• _Request_
Return every line below as is, leaving out the pictures.

• _Entries provided_
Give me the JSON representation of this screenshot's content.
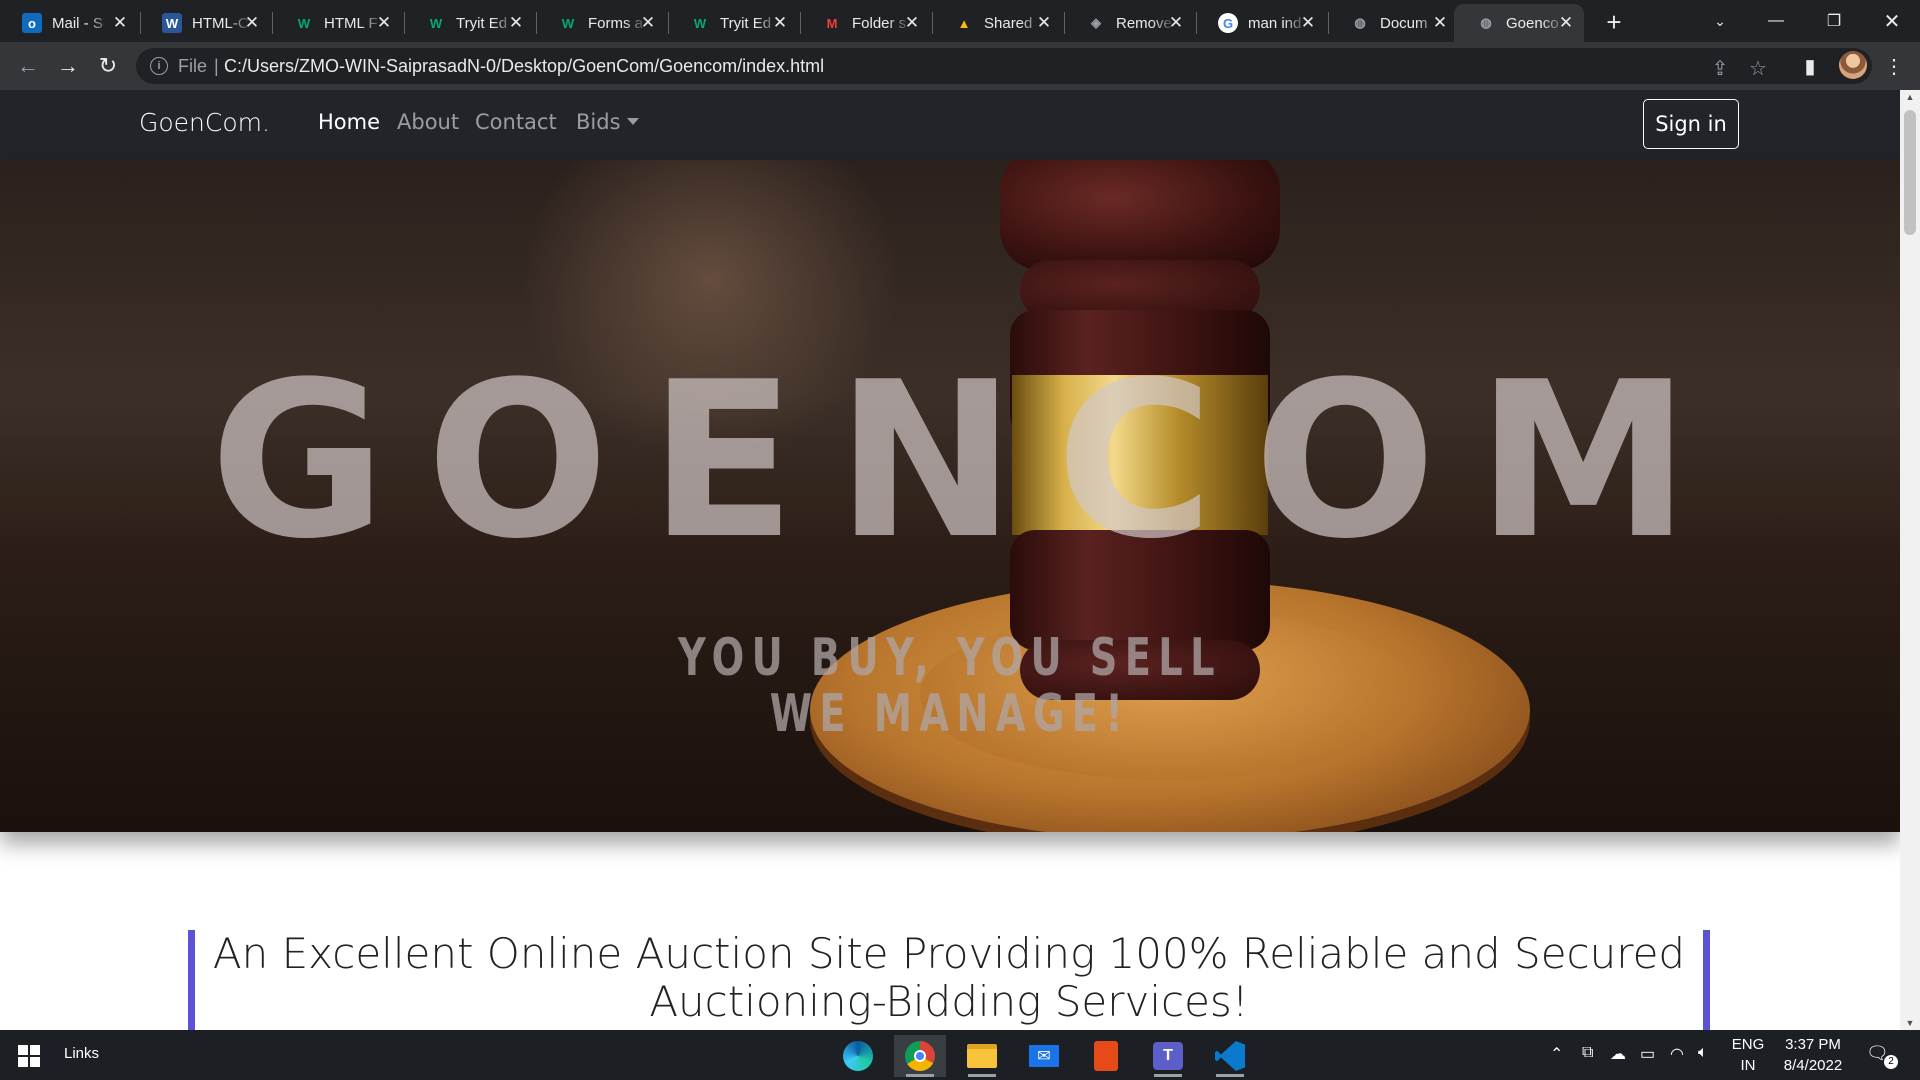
{
  "browser": {
    "tabs": [
      {
        "title": "Mail - S",
        "icon": "outlook-icon",
        "color": "#0f6cbd"
      },
      {
        "title": "HTML-C",
        "icon": "word-icon",
        "color": "#2b579a"
      },
      {
        "title": "HTML F",
        "icon": "w3schools-icon",
        "color": "#04aa6d"
      },
      {
        "title": "Tryit Ed",
        "icon": "w3schools-icon",
        "color": "#04aa6d"
      },
      {
        "title": "Forms a",
        "icon": "w3schools-icon",
        "color": "#04aa6d"
      },
      {
        "title": "Tryit Ed",
        "icon": "w3schools-icon",
        "color": "#04aa6d"
      },
      {
        "title": "Folder s",
        "icon": "gmail-icon",
        "color": "#ea4335"
      },
      {
        "title": "Shared",
        "icon": "google-drive-icon",
        "color": "#fbbc04"
      },
      {
        "title": "Remove",
        "icon": "layers-icon",
        "color": "#9aa0a6"
      },
      {
        "title": "man ind",
        "icon": "google-icon",
        "color": "#4285f4"
      },
      {
        "title": "Docum",
        "icon": "globe-icon",
        "color": "#9aa0a6"
      },
      {
        "title": "Goenco",
        "icon": "globe-icon",
        "color": "#9aa0a6",
        "active": true
      }
    ],
    "address": {
      "scheme_label": "File",
      "separator": "|",
      "url": "C:/Users/ZMO-WIN-SaiprasadN-0/Desktop/GoenCom/Goencom/index.html"
    }
  },
  "site": {
    "brand": "GoenCom.",
    "nav": {
      "home": "Home",
      "about": "About",
      "contact": "Contact",
      "bids": "Bids"
    },
    "signin": "Sign in",
    "hero": {
      "title": "GOENCOM",
      "tagline_line1": "YOU BUY, YOU SELL",
      "tagline_line2": "WE MANAGE!"
    },
    "intro": "An Excellent Online Auction Site Providing 100% Reliable and Secured Auctioning-Bidding Services!",
    "accent_color": "#5b52d6"
  },
  "taskbar": {
    "links_label": "Links",
    "language_line1": "ENG",
    "language_line2": "IN",
    "time": "3:37 PM",
    "date": "8/4/2022",
    "notification_count": "2"
  }
}
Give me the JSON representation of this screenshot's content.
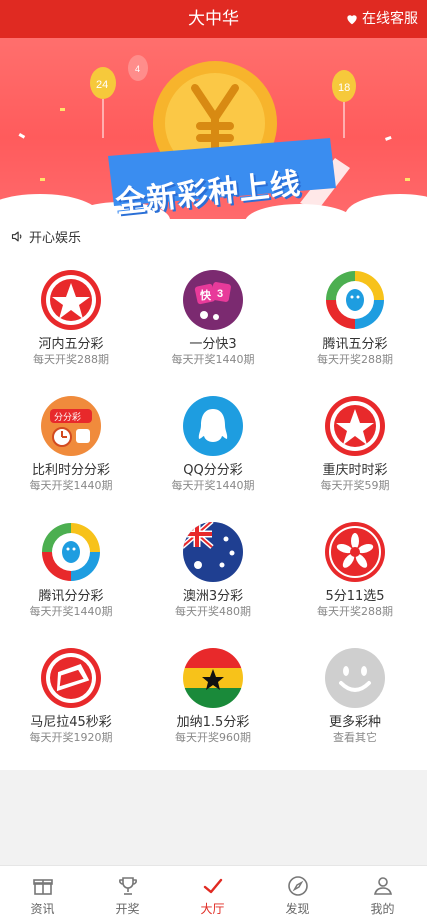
{
  "header": {
    "title": "大中华",
    "service_label": "在线客服",
    "service_icon": "heart-icon"
  },
  "banner": {
    "headline": "全新彩种上线"
  },
  "section": {
    "title": "开心娱乐",
    "title_icon": "speaker-icon"
  },
  "games": [
    {
      "name": "河内五分彩",
      "sub": "每天开奖288期",
      "icon": "hanoi-star-icon"
    },
    {
      "name": "一分快3",
      "sub": "每天开奖1440期",
      "icon": "dice-k3-icon"
    },
    {
      "name": "腾讯五分彩",
      "sub": "每天开奖288期",
      "icon": "tencent-penguin-icon"
    },
    {
      "name": "比利时分分彩",
      "sub": "每天开奖1440期",
      "icon": "belgium-clock-icon"
    },
    {
      "name": "QQ分分彩",
      "sub": "每天开奖1440期",
      "icon": "qq-penguin-icon"
    },
    {
      "name": "重庆时时彩",
      "sub": "每天开奖59期",
      "icon": "chongqing-star-icon"
    },
    {
      "name": "腾讯分分彩",
      "sub": "每天开奖1440期",
      "icon": "tencent-penguin-icon"
    },
    {
      "name": "澳洲3分彩",
      "sub": "每天开奖480期",
      "icon": "australia-flag-icon"
    },
    {
      "name": "5分11选5",
      "sub": "每天开奖288期",
      "icon": "pinwheel-11x5-icon"
    },
    {
      "name": "马尼拉45秒彩",
      "sub": "每天开奖1920期",
      "icon": "manila-badge-icon"
    },
    {
      "name": "加纳1.5分彩",
      "sub": "每天开奖960期",
      "icon": "ghana-flag-icon"
    },
    {
      "name": "更多彩种",
      "sub": "查看其它",
      "icon": "smiley-icon"
    }
  ],
  "tabs": [
    {
      "label": "资讯",
      "icon": "gift-icon"
    },
    {
      "label": "开奖",
      "icon": "trophy-icon"
    },
    {
      "label": "大厅",
      "icon": "checkmark-icon",
      "active": true
    },
    {
      "label": "发现",
      "icon": "compass-icon"
    },
    {
      "label": "我的",
      "icon": "user-icon"
    }
  ],
  "colors": {
    "brand": "#e02a22",
    "banner": "#ff6361",
    "text": "#333333",
    "muted": "#888888"
  }
}
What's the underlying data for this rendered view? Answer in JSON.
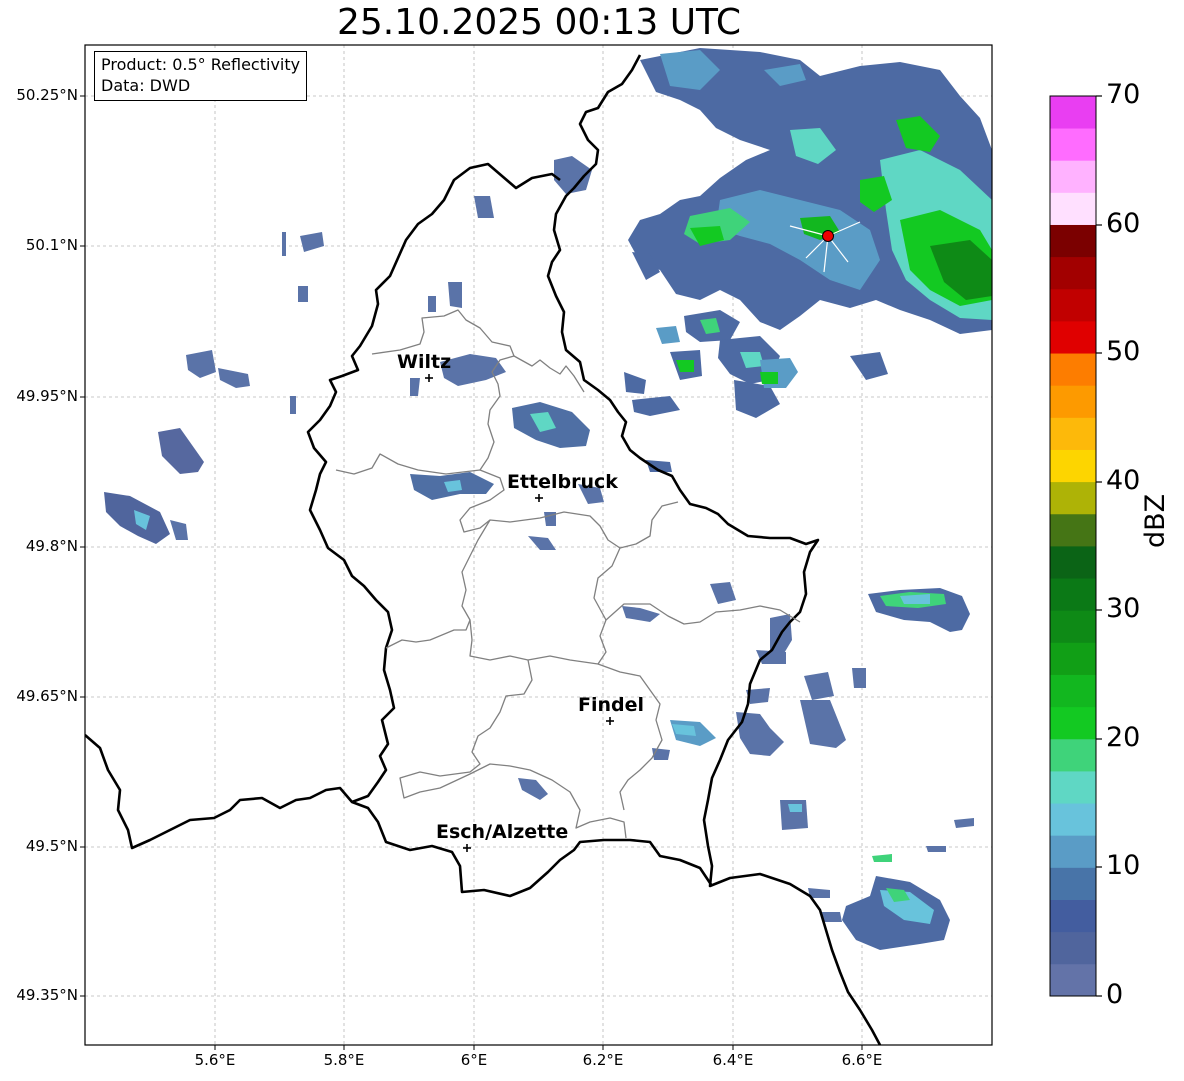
{
  "title": "25.10.2025 00:13 UTC",
  "infobox": {
    "product": "Product: 0.5° Reflectivity",
    "data": "Data: DWD"
  },
  "latitude_labels": [
    "50.25°N",
    "50.1°N",
    "49.95°N",
    "49.8°N",
    "49.65°N",
    "49.5°N",
    "49.35°N"
  ],
  "longitude_labels": [
    "5.6°E",
    "5.8°E",
    "6°E",
    "6.2°E",
    "6.4°E",
    "6.6°E"
  ],
  "cities": [
    {
      "name": "Wiltz"
    },
    {
      "name": "Ettelbruck"
    },
    {
      "name": "Findel"
    },
    {
      "name": "Esch/Alzette"
    }
  ],
  "radar_site_marker": "red-dot",
  "colorbar": {
    "label": "dBZ",
    "ticks": [
      "0",
      "10",
      "20",
      "30",
      "40",
      "50",
      "60",
      "70"
    ],
    "range": [
      0,
      70
    ],
    "bin_colors": [
      "#6373a8",
      "#50659d",
      "#435d9f",
      "#4874a8",
      "#5a9cc6",
      "#68c3dc",
      "#5fd7c4",
      "#3fd37a",
      "#13c922",
      "#12b71f",
      "#119f16",
      "#0e8a16",
      "#0b7916",
      "#0b6416",
      "#457515",
      "#aeb306",
      "#fdd500",
      "#fdb90a",
      "#fd9a00",
      "#fd7d00",
      "#e00000",
      "#c10000",
      "#a20000",
      "#7b0000",
      "#ffe0ff",
      "#ffb2ff",
      "#ff6cff",
      "#e93ef2"
    ]
  }
}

• _The output_
Give me the JSON representation of this screenshot's content.
{
  "browser": {
    "tabs": [
      {
        "title": "Mail - S",
        "icon": "outlook-icon",
        "color": "#0f6cbd"
      },
      {
        "title": "HTML-C",
        "icon": "word-icon",
        "color": "#2b579a"
      },
      {
        "title": "HTML F",
        "icon": "w3schools-icon",
        "color": "#04aa6d"
      },
      {
        "title": "Tryit Ed",
        "icon": "w3schools-icon",
        "color": "#04aa6d"
      },
      {
        "title": "Forms a",
        "icon": "w3schools-icon",
        "color": "#04aa6d"
      },
      {
        "title": "Tryit Ed",
        "icon": "w3schools-icon",
        "color": "#04aa6d"
      },
      {
        "title": "Folder s",
        "icon": "gmail-icon",
        "color": "#ea4335"
      },
      {
        "title": "Shared",
        "icon": "google-drive-icon",
        "color": "#fbbc04"
      },
      {
        "title": "Remove",
        "icon": "layers-icon",
        "color": "#9aa0a6"
      },
      {
        "title": "man ind",
        "icon": "google-icon",
        "color": "#4285f4"
      },
      {
        "title": "Docum",
        "icon": "globe-icon",
        "color": "#9aa0a6"
      },
      {
        "title": "Goenco",
        "icon": "globe-icon",
        "color": "#9aa0a6",
        "active": true
      }
    ],
    "address": {
      "scheme_label": "File",
      "separator": "|",
      "url": "C:/Users/ZMO-WIN-SaiprasadN-0/Desktop/GoenCom/Goencom/index.html"
    }
  },
  "site": {
    "brand": "GoenCom.",
    "nav": {
      "home": "Home",
      "about": "About",
      "contact": "Contact",
      "bids": "Bids"
    },
    "signin": "Sign in",
    "hero": {
      "title": "GOENCOM",
      "tagline_line1": "YOU BUY, YOU SELL",
      "tagline_line2": "WE MANAGE!"
    },
    "intro": "An Excellent Online Auction Site Providing 100% Reliable and Secured Auctioning-Bidding Services!",
    "accent_color": "#5b52d6"
  },
  "taskbar": {
    "links_label": "Links",
    "language_line1": "ENG",
    "language_line2": "IN",
    "time": "3:37 PM",
    "date": "8/4/2022",
    "notification_count": "2"
  }
}
Give me the JSON representation of this screenshot's content.
{
  "header": {
    "title": "大中华",
    "service_label": "在线客服",
    "service_icon": "heart-icon"
  },
  "banner": {
    "headline": "全新彩种上线"
  },
  "section": {
    "title": "开心娱乐",
    "title_icon": "speaker-icon"
  },
  "games": [
    {
      "name": "河内五分彩",
      "sub": "每天开奖288期",
      "icon": "hanoi-star-icon"
    },
    {
      "name": "一分快3",
      "sub": "每天开奖1440期",
      "icon": "dice-k3-icon"
    },
    {
      "name": "腾讯五分彩",
      "sub": "每天开奖288期",
      "icon": "tencent-penguin-icon"
    },
    {
      "name": "比利时分分彩",
      "sub": "每天开奖1440期",
      "icon": "belgium-clock-icon"
    },
    {
      "name": "QQ分分彩",
      "sub": "每天开奖1440期",
      "icon": "qq-penguin-icon"
    },
    {
      "name": "重庆时时彩",
      "sub": "每天开奖59期",
      "icon": "chongqing-star-icon"
    },
    {
      "name": "腾讯分分彩",
      "sub": "每天开奖1440期",
      "icon": "tencent-penguin-icon"
    },
    {
      "name": "澳洲3分彩",
      "sub": "每天开奖480期",
      "icon": "australia-flag-icon"
    },
    {
      "name": "5分11选5",
      "sub": "每天开奖288期",
      "icon": "pinwheel-11x5-icon"
    },
    {
      "name": "马尼拉45秒彩",
      "sub": "每天开奖1920期",
      "icon": "manila-badge-icon"
    },
    {
      "name": "加纳1.5分彩",
      "sub": "每天开奖960期",
      "icon": "ghana-flag-icon"
    },
    {
      "name": "更多彩种",
      "sub": "查看其它",
      "icon": "smiley-icon"
    }
  ],
  "tabs": [
    {
      "label": "资讯",
      "icon": "gift-icon"
    },
    {
      "label": "开奖",
      "icon": "trophy-icon"
    },
    {
      "label": "大厅",
      "icon": "checkmark-icon",
      "active": true
    },
    {
      "label": "发现",
      "icon": "compass-icon"
    },
    {
      "label": "我的",
      "icon": "user-icon"
    }
  ],
  "colors": {
    "brand": "#e02a22",
    "banner": "#ff6361",
    "text": "#333333",
    "muted": "#888888"
  }
}
What's the underlying data for this rendered view? Answer in JSON.
{
  "title": "25.10.2025 00:13 UTC",
  "infobox": {
    "product": "Product: 0.5° Reflectivity",
    "data": "Data: DWD"
  },
  "latitude_labels": [
    "50.25°N",
    "50.1°N",
    "49.95°N",
    "49.8°N",
    "49.65°N",
    "49.5°N",
    "49.35°N"
  ],
  "longitude_labels": [
    "5.6°E",
    "5.8°E",
    "6°E",
    "6.2°E",
    "6.4°E",
    "6.6°E"
  ],
  "cities": [
    {
      "name": "Wiltz"
    },
    {
      "name": "Ettelbruck"
    },
    {
      "name": "Findel"
    },
    {
      "name": "Esch/Alzette"
    }
  ],
  "radar_site_marker": "red-dot",
  "colorbar": {
    "label": "dBZ",
    "ticks": [
      "0",
      "10",
      "20",
      "30",
      "40",
      "50",
      "60",
      "70"
    ],
    "range": [
      0,
      70
    ],
    "bin_colors": [
      "#6373a8",
      "#50659d",
      "#435d9f",
      "#4874a8",
      "#5a9cc6",
      "#68c3dc",
      "#5fd7c4",
      "#3fd37a",
      "#13c922",
      "#12b71f",
      "#119f16",
      "#0e8a16",
      "#0b7916",
      "#0b6416",
      "#457515",
      "#aeb306",
      "#fdd500",
      "#fdb90a",
      "#fd9a00",
      "#fd7d00",
      "#e00000",
      "#c10000",
      "#a20000",
      "#7b0000",
      "#ffe0ff",
      "#ffb2ff",
      "#ff6cff",
      "#e93ef2"
    ]
  }
}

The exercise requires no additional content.